● YOUR GOAL: Return every line in the listing below that contains the string "icon". Case counts.

(Labeled region entries)

** Begin **

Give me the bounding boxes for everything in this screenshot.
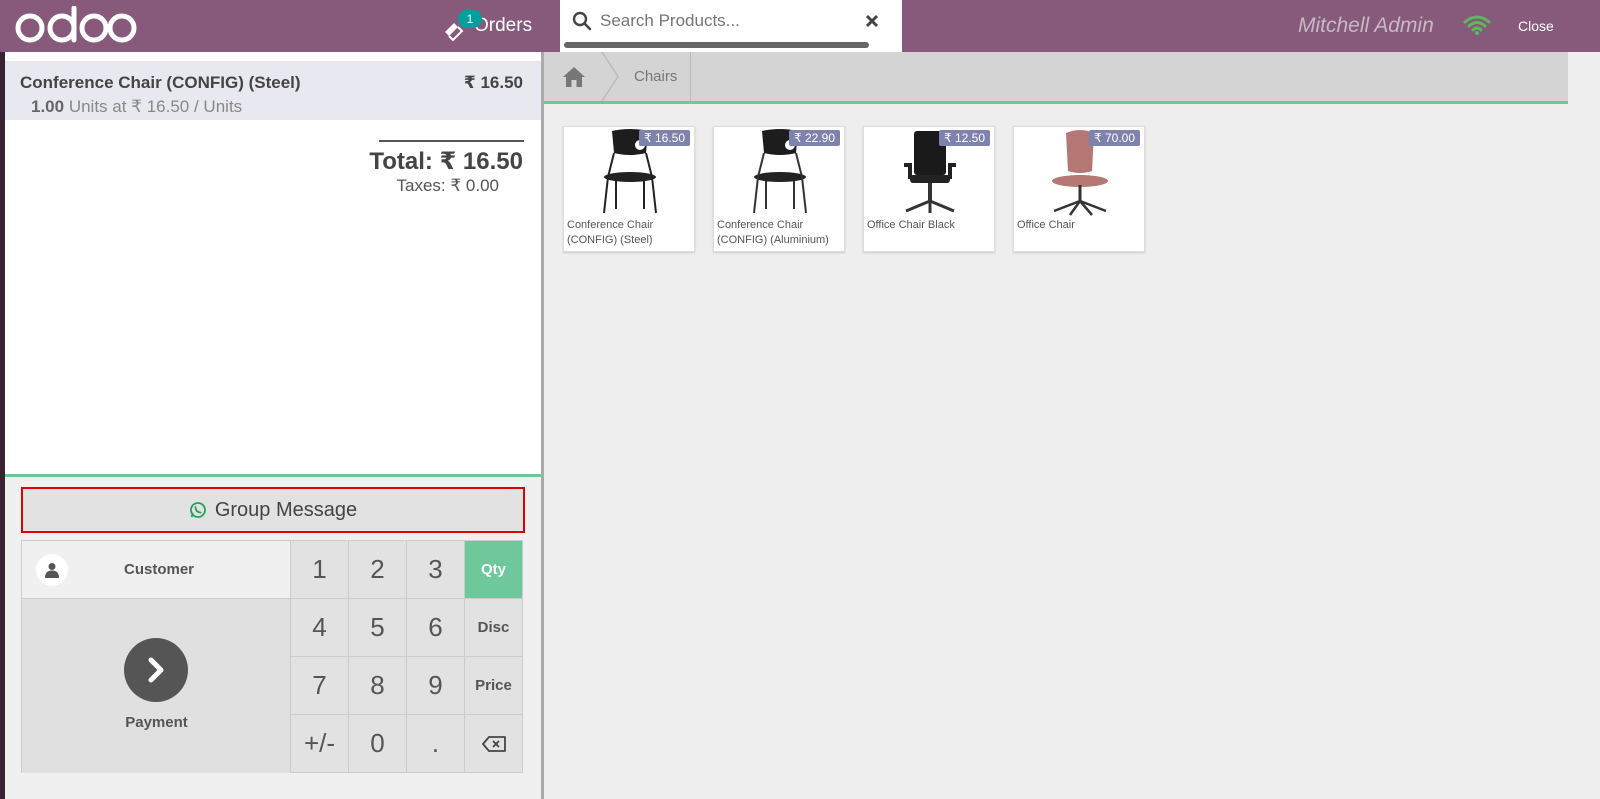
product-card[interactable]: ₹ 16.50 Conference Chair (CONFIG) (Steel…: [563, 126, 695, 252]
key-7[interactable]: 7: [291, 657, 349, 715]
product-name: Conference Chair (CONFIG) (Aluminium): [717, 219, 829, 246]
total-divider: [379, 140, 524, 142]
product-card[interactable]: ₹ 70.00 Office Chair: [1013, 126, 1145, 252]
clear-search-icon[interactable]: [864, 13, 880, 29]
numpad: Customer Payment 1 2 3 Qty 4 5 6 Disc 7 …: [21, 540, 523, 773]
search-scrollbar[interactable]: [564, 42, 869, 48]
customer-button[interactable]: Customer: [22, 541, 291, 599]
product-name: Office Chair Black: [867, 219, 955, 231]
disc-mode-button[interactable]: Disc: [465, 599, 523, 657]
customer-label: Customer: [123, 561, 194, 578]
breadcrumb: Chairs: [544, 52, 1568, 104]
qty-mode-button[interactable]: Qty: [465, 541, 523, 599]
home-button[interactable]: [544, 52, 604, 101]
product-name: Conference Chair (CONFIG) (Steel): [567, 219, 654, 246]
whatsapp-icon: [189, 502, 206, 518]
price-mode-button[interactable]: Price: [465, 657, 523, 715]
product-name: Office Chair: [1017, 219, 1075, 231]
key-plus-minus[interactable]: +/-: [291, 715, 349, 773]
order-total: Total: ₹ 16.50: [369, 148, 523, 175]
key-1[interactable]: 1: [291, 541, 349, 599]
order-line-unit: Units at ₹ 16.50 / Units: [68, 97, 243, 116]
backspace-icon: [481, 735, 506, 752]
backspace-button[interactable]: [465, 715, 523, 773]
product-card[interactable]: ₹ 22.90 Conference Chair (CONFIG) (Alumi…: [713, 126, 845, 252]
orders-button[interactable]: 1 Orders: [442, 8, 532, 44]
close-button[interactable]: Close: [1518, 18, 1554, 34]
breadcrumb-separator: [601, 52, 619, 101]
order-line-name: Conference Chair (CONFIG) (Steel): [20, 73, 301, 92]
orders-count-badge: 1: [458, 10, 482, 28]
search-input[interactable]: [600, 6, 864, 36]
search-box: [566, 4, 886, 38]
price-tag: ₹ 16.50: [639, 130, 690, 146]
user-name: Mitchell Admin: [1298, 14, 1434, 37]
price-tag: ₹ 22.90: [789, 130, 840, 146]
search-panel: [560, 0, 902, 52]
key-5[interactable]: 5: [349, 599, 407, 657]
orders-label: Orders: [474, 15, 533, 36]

** End **

● THE REPLY:
clear-search-icon[interactable]: [864, 13, 880, 29]
whatsapp-icon: [189, 502, 206, 518]
backspace-icon: [481, 735, 506, 752]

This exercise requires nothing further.